» Task: Track down each line that has the word "text" and copy it.

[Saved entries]
□ □ □

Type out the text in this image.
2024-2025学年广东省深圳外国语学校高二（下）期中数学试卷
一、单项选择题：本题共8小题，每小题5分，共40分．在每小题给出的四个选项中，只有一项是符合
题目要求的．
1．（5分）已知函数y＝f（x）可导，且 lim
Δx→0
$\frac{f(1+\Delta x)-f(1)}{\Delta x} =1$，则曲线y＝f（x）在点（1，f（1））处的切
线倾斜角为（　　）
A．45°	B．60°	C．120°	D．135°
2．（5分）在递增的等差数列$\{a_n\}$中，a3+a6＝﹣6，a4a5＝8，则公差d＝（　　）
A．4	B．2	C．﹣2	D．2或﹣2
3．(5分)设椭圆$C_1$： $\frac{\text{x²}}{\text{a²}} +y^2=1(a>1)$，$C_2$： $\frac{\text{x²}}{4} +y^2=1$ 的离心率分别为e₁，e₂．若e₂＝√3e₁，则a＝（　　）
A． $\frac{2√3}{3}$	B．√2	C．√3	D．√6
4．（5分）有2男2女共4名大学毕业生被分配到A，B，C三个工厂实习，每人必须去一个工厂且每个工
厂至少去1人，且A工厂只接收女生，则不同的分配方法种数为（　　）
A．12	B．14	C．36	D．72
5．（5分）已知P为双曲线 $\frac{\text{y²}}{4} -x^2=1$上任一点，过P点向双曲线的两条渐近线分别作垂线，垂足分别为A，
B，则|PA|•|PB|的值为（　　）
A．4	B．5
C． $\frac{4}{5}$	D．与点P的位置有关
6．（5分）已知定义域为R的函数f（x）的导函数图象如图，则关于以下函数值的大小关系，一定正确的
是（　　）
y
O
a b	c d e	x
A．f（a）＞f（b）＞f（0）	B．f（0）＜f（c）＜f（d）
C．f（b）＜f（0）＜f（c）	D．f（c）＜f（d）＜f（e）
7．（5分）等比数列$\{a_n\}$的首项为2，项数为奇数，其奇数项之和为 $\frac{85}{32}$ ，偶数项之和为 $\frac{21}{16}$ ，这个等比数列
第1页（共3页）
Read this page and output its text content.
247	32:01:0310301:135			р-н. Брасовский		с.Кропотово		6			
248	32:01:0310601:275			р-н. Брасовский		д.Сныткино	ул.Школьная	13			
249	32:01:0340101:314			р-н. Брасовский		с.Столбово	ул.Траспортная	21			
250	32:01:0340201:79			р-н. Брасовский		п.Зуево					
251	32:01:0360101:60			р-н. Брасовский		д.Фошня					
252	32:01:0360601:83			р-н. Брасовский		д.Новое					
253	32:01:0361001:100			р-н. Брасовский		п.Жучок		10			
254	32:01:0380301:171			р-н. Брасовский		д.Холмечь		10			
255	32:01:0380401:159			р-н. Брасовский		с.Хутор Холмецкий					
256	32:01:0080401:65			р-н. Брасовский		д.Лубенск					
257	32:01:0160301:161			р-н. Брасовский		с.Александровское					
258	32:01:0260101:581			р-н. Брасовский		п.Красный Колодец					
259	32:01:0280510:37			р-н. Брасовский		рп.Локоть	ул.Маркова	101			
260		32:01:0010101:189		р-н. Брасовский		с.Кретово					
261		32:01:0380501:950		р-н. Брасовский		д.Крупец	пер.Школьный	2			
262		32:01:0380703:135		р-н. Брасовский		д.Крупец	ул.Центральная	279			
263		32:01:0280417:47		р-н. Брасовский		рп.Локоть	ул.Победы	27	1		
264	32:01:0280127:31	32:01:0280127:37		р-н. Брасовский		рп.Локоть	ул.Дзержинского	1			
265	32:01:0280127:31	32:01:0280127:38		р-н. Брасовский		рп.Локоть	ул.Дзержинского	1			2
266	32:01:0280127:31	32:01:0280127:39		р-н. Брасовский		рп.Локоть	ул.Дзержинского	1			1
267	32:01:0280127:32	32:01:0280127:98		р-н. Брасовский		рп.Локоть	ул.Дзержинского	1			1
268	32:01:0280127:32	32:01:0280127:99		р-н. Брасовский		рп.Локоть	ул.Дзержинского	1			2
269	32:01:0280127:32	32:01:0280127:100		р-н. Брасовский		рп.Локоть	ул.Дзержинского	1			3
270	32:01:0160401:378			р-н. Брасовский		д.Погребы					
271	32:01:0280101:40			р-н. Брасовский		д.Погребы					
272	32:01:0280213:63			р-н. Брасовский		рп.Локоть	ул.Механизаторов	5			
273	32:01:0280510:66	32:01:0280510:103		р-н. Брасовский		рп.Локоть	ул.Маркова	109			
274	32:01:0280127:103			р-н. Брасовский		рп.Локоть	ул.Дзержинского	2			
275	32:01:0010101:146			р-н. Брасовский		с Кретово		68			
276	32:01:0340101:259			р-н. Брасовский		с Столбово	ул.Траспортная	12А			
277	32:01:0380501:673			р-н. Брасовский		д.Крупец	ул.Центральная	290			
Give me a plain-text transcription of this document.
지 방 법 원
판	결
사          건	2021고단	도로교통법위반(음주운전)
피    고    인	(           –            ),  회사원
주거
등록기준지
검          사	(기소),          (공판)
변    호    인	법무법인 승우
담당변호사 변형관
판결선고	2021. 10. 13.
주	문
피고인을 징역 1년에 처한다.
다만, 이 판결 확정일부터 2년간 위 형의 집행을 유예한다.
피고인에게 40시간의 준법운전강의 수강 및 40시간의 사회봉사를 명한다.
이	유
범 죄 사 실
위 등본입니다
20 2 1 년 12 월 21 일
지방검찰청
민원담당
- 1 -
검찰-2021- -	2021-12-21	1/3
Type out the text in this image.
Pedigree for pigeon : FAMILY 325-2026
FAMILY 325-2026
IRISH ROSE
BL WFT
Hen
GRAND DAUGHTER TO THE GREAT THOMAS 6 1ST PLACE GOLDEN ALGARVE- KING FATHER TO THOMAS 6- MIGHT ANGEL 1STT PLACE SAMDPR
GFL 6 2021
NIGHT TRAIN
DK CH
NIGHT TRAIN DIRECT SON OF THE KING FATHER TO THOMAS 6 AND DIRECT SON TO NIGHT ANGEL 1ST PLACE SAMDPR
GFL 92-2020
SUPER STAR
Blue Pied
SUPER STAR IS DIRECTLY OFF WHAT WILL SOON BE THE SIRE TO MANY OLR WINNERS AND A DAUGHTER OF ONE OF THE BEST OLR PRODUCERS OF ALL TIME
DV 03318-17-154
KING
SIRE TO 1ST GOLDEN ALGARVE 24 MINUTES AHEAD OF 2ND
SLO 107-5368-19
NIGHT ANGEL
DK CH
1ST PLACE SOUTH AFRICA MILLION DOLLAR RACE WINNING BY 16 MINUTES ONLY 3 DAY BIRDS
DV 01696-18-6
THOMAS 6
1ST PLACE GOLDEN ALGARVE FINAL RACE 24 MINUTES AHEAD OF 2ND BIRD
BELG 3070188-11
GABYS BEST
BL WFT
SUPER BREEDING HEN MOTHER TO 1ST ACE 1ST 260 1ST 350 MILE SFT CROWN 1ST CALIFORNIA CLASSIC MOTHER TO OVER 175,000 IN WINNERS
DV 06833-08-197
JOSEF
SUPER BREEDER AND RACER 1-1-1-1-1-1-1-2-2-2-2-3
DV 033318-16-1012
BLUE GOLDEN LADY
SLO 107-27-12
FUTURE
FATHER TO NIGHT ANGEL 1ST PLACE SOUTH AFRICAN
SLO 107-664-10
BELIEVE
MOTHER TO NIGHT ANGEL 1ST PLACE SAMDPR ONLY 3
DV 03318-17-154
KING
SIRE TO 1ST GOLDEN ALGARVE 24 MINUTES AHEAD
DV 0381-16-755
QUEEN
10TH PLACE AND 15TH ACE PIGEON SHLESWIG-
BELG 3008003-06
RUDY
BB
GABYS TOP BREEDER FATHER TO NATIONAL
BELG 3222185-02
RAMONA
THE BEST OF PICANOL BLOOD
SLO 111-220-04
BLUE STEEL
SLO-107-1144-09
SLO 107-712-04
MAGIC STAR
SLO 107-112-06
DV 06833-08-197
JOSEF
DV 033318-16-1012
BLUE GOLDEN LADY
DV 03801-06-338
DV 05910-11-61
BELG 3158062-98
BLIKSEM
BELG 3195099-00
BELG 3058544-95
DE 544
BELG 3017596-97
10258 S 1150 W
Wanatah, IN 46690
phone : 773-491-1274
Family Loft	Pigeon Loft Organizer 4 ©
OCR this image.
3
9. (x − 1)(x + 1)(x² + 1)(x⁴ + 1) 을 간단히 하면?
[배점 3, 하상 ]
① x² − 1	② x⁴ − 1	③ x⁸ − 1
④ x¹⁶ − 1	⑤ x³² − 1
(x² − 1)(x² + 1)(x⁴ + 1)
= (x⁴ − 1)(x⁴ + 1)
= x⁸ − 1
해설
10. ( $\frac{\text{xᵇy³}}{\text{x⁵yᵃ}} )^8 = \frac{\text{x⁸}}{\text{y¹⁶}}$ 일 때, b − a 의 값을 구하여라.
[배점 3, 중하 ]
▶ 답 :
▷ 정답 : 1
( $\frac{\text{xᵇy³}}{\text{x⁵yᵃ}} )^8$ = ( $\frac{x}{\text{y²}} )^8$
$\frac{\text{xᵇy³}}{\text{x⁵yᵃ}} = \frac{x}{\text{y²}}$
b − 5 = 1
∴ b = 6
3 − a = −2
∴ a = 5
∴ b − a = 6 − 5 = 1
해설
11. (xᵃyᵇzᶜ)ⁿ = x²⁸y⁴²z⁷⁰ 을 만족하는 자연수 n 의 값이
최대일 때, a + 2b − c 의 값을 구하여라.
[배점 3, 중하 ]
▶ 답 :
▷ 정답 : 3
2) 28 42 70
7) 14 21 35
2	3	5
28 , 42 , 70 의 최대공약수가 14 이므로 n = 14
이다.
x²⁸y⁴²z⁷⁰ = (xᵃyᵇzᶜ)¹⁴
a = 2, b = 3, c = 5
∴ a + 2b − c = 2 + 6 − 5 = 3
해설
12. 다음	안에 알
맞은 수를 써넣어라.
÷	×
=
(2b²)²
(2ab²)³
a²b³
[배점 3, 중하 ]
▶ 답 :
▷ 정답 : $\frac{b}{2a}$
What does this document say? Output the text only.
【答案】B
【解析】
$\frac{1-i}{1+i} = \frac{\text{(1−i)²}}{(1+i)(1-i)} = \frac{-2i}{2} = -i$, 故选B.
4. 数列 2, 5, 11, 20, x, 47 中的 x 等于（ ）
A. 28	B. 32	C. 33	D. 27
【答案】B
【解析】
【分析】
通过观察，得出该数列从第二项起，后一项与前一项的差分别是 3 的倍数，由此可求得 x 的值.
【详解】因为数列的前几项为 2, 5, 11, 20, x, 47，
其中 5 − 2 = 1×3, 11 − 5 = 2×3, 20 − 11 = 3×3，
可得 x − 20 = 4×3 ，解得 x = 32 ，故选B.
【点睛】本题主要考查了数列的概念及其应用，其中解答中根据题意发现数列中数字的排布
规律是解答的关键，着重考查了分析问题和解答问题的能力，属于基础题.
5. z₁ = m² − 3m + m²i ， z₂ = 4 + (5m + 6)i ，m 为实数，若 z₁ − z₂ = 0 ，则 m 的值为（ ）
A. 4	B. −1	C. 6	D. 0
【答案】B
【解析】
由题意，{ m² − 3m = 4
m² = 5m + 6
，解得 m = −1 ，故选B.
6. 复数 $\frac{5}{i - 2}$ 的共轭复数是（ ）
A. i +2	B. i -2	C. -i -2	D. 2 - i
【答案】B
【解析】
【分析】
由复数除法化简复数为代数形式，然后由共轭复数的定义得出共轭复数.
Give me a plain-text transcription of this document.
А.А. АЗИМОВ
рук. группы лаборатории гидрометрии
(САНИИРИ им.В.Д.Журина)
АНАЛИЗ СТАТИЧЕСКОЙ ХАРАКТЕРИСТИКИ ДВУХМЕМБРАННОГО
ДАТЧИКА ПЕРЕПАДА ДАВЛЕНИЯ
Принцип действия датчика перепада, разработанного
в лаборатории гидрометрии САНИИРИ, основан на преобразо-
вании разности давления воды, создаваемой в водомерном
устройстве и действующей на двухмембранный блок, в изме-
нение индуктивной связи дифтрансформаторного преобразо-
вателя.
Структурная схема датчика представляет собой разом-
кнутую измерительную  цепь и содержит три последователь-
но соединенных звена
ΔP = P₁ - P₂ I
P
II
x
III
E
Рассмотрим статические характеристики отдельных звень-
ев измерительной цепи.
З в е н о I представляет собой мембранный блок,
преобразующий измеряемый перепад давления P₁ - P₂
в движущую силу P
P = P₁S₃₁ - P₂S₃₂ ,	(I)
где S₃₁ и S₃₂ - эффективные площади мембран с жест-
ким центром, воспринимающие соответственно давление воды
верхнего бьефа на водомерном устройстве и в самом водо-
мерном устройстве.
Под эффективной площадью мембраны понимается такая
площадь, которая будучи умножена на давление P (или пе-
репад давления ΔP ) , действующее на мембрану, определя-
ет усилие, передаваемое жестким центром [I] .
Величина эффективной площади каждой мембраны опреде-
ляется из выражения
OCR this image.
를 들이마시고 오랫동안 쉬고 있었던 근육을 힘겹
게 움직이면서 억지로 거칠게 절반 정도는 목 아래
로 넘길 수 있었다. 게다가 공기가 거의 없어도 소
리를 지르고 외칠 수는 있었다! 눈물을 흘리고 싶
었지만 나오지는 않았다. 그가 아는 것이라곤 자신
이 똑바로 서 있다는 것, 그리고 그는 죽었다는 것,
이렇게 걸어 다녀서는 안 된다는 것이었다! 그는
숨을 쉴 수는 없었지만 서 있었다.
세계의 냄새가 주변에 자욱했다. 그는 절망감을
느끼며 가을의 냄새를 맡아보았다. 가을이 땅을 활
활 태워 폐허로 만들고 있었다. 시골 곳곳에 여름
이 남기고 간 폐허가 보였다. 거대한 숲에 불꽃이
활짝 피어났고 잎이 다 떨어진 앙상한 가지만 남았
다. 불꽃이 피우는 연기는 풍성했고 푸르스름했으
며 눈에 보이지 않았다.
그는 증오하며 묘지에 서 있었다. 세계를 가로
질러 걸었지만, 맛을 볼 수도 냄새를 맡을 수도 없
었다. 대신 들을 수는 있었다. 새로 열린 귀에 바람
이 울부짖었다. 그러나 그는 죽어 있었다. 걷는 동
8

□ □ □

» Response to this exercise:
Type out the text in this image.
3．(5分)设椭圆$C_1$： $\frac{\text{x²}}{\text{a²}} +y^2=1(a>1)$，$C_2$： $\frac{\text{x²}}{4} +y^2=1$ 的离心率分别为e₁，e₂．若e₂＝√3e₁，则a＝（　　）
5．（5分）已知P为双曲线 $\frac{\text{y²}}{4} -x^2=1$上任一点，过P点向双曲线的两条渐近线分别作垂线，垂足分别为A，
Read this page and output its text content.
Give me a plain-text transcription of this document.
Type out the text in this image.
10. ( $\frac{\text{xᵇy³}}{\text{x⁵yᵃ}} )^8 = \frac{\text{x⁸}}{\text{y¹⁶}}$ 일 때, b − a 의 값을 구하여라.
( $\frac{\text{xᵇy³}}{\text{x⁵yᵃ}} )^8$ = ( $\frac{x}{\text{y²}} )^8$
$\frac{\text{xᵇy³}}{\text{x⁵yᵃ}} = \frac{x}{\text{y²}}$
What does this document say? Output the text only.
$\frac{1-i}{1+i} = \frac{\text{(1−i)²}}{(1+i)(1-i)} = \frac{-2i}{2} = -i$, 故选B.
Give me a plain-text transcription of this document.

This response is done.